▶ _Aim_:
List all lines of the data that include the string "document".

---

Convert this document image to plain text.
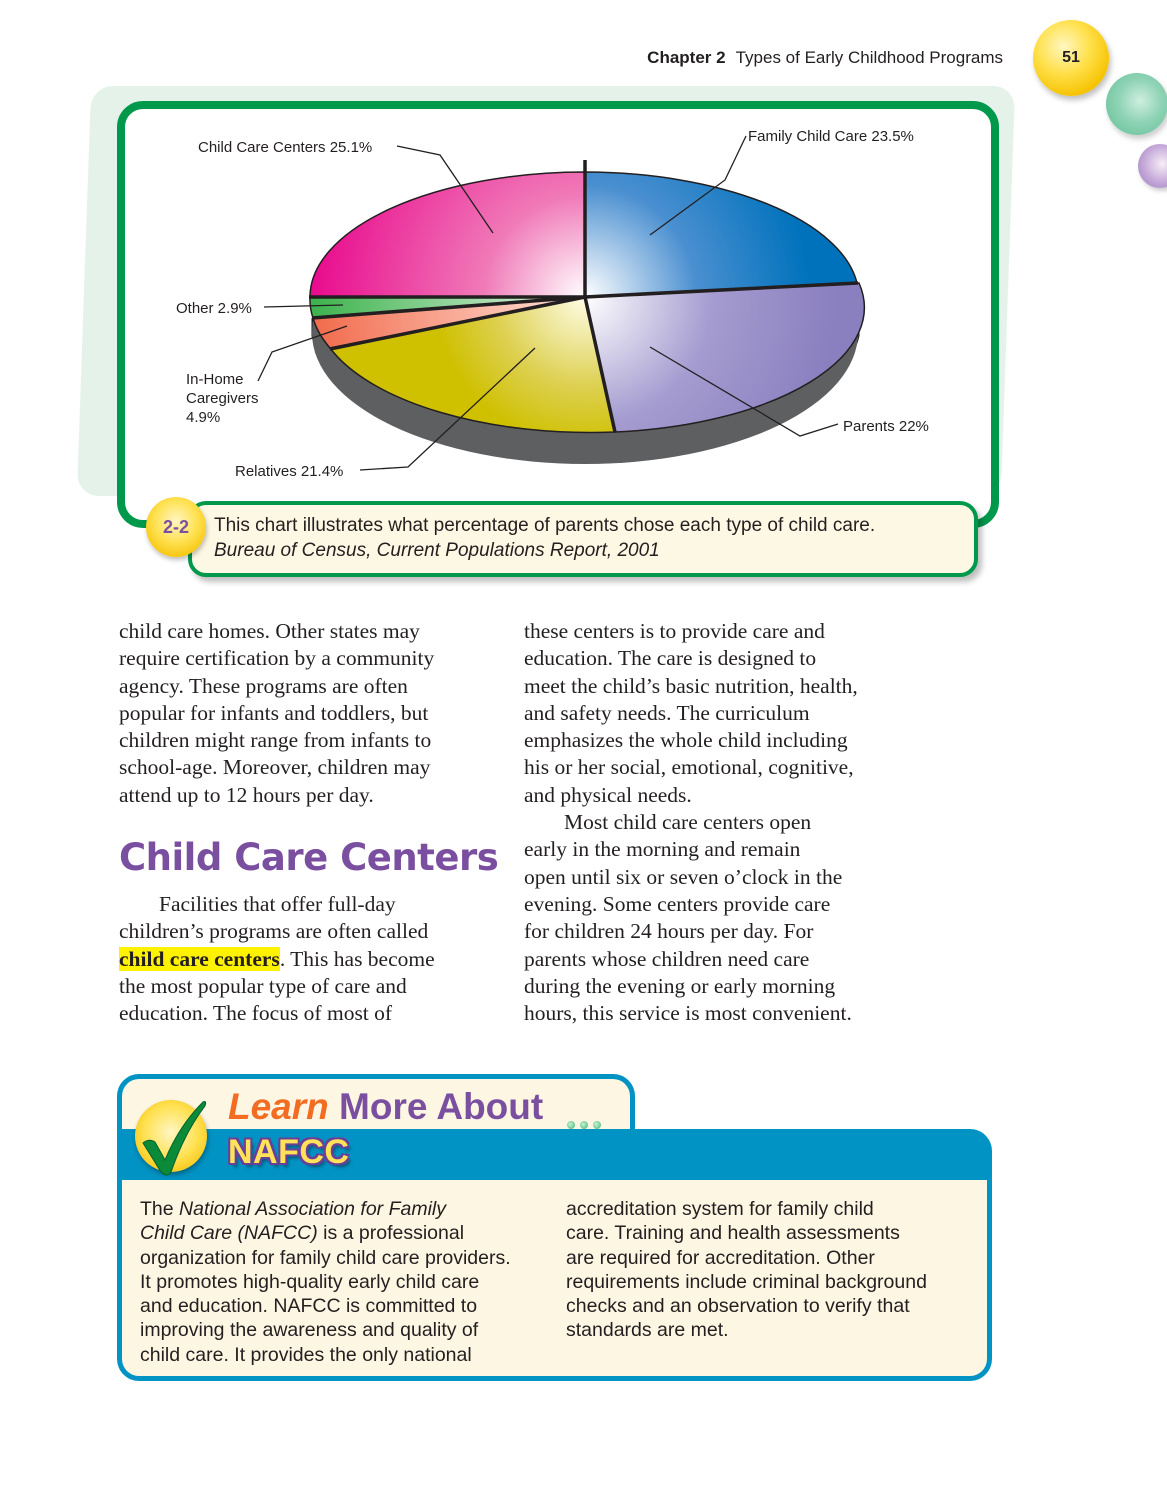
Chapter 2 Types of Early Childhood Programs	51
Child Care Centers 25.1%
Family Child Care 23.5%
Other 2.9%
In-Home
Caregivers
4.9%
Parents 22%
Relatives 21.4%
This chart illustrates what percentage of parents chose each type of child care.
Bureau of Census, Current Populations Report, 2001
2-2

child care homes. Other states may

require certification by a community

agency. These programs are often

popular for infants and toddlers, but

children might range from infants to

school-age. Moreover, children may

attend up to 12 hours per day.

Child Care Centers

Facilities that offer full-day

children’s programs are often called

child care centers. This has become

the most popular type of care and

education. The focus of most of

these centers is to provide care and

education. The care is designed to

meet the child’s basic nutrition, health,

and safety needs. The curriculum

emphasizes the whole child including

his or her social, emotional, cognitive,

and physical needs.

Most child care centers open

early in the morning and remain

open until six or seven o’clock in the

evening. Some centers provide care

for children 24 hours per day. For

parents whose children need care

during the evening or early morning

hours, this service is most convenient.

Learn More About
NAFCC

The National Association for Family

Child Care (NAFCC) is a professional

organization for family child care providers.

It promotes high-quality early child care

and education. NAFCC is committed to

improving the awareness and quality of

child care. It provides the only national

accreditation system for family child

care. Training and health assessments

are required for accreditation. Other

requirements include criminal background

checks and an observation to verify that

standards are met.
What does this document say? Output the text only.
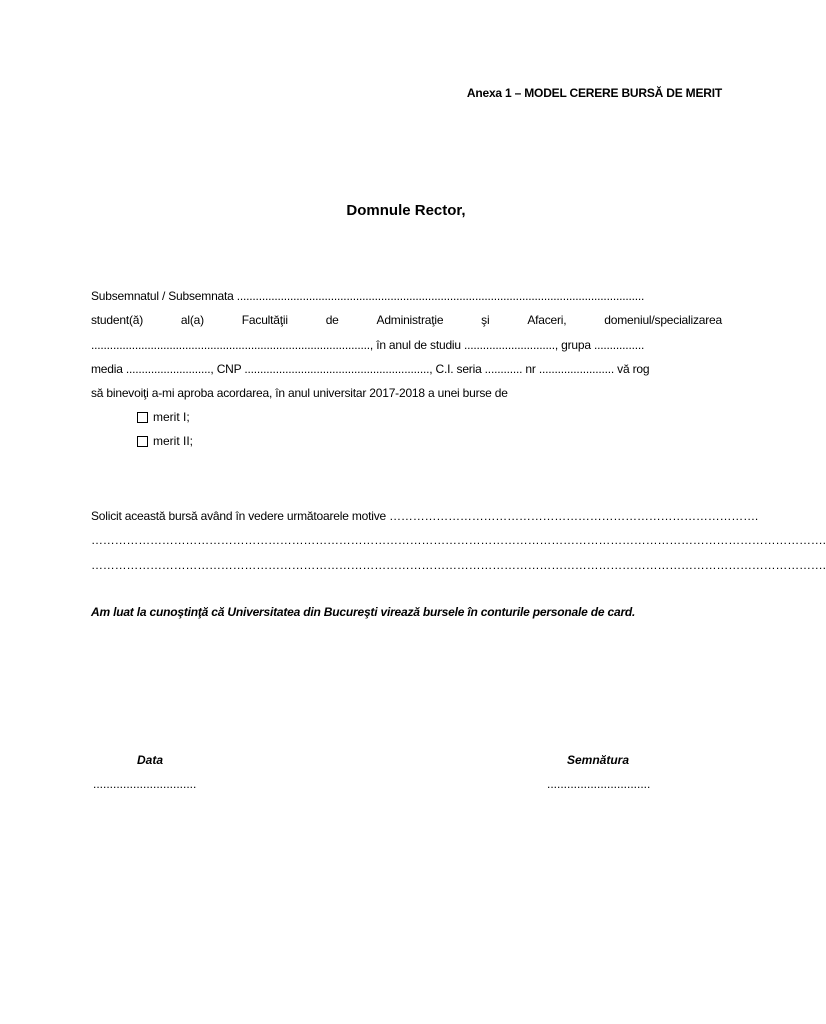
Anexa 1 – MODEL CERERE BURSĂ DE MERIT
Domnule Rector,
Subsemnatul / Subsemnata ..................................................................................................................................
student(ă)	al(a)	Facultăţii	de	Administraţie	şi	Afaceri,	domeniul/specializarea
........................................................................................., în anul de studiu ............................., grupa ................
media ..........................., CNP ..........................................................., C.I. seria ............ nr ........................ vă rog
să binevoiţi a-mi aproba acordarea, în anul universitar 2017-2018 a unei burse de
merit I;
merit II;
Solicit această bursă având în vedere următoarele motive ………………………………………………………………………………….
…………………………………………………………………………………………………………………………………………………………………….
…………………………………………………………………………………………………………………………………………………………………….
Am luat la cunoştinţă că Universitatea din Bucureşti virează bursele în conturile personale de card.
Data
...............................
Semnătura
...............................
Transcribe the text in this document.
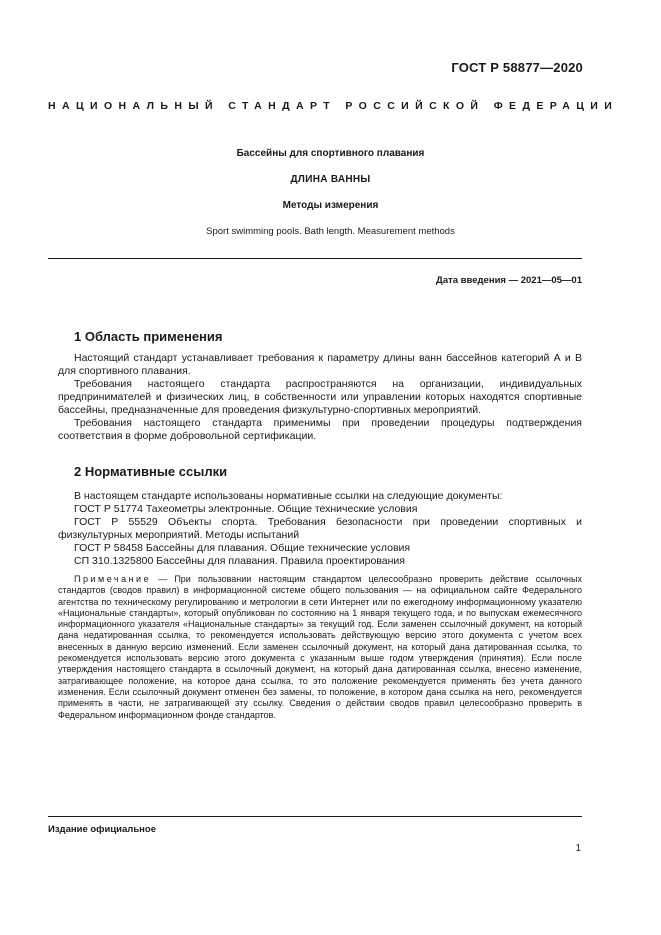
ГОСТ Р 58877—2020
НАЦИОНАЛЬНЫЙ СТАНДАРТ РОССИЙСКОЙ ФЕДЕРАЦИИ
Бассейны для спортивного плавания
ДЛИНА ВАННЫ
Методы измерения
Sport swimming pools. Bath length. Measurement methods
Дата введения — 2021—05—01
1 Область применения

Настоящий стандарт устанавливает требования к параметру длины ванн бассейнов категорий А и В для спортивного плавания.

Требования настоящего стандарта распространяются на организации, индивидуальных предпринимателей и физических лиц, в собственности или управлении которых находятся спортивные бассейны, предназначенные для проведения физкультурно-спортивных мероприятий.

Требования настоящего стандарта применимы при проведении процедуры подтверждения соответствия в форме добровольной сертификации.

2 Нормативные ссылки

В настоящем стандарте использованы нормативные ссылки на следующие документы:

ГОСТ Р 51774 Тахеометры электронные. Общие технические условия

ГОСТ Р 55529 Объекты спорта. Требования безопасности при проведении спортивных и физкультурных мероприятий. Методы испытаний

ГОСТ Р 58458 Бассейны для плавания. Общие технические условия

СП 310.1325800 Бассейны для плавания. Правила проектирования

Примечание — При пользовании настоящим стандартом целесообразно проверить действие ссылочных стандартов (сводов правил) в информационной системе общего пользования — на официальном сайте Федерального агентства по техническому регулированию и метрологии в сети Интернет или по ежегодному информационному указателю «Национальные стандарты», который опубликован по состоянию на 1 января текущего года, и по выпускам ежемесячного информационного указателя «Национальные стандарты» за текущий год. Если заменен ссылочный документ, на который дана недатированная ссылка, то рекомендуется использовать действующую версию этого документа с учетом всех внесенных в данную версию изменений. Если заменен ссылочный документ, на который дана датированная ссылка, то рекомендуется использовать версию этого документа с указанным выше годом утверждения (принятия). Если после утверждения настоящего стандарта в ссылочный документ, на который дана датированная ссылка, внесено изменение, затрагивающее положение, на которое дана ссылка, то это положение рекомендуется применять без учета данного изменения. Если ссылочный документ отменен без замены, то положение, в котором дана ссылка на него, рекомендуется применять в части, не затрагивающей эту ссылку. Сведения о действии сводов правил целесообразно проверить в Федеральном информационном фонде стандартов.

Издание официальное
1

---

▶ _Exercise result_:
Convert this document image to plain text.
What does this document say? Output the text only.
Transcribe the text in this document.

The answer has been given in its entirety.